Using the listing below, please gather every line containing the word "了解俄国国内战争后苏维埃政权面临的形势".

— START OF Material supplied —

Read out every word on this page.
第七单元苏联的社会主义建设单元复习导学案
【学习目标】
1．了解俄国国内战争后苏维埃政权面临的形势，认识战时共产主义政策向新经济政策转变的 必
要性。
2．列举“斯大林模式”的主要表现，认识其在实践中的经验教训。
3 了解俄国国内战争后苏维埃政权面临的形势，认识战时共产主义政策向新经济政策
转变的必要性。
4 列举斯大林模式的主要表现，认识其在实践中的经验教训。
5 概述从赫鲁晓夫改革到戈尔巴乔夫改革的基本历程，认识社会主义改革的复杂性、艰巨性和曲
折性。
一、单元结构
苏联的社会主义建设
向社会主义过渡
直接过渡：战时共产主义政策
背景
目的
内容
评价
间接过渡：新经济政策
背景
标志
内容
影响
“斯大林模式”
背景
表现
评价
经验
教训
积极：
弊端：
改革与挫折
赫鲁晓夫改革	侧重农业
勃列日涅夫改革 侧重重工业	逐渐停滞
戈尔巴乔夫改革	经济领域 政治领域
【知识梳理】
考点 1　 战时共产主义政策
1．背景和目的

— END OF Material supplied —

Solution
1．了解俄国国内战争后苏维埃政权面临的形势，认识战时共产主义政策向新经济政策转变的 必
3 了解俄国国内战争后苏维埃政权面临的形势，认识战时共产主义政策向新经济政策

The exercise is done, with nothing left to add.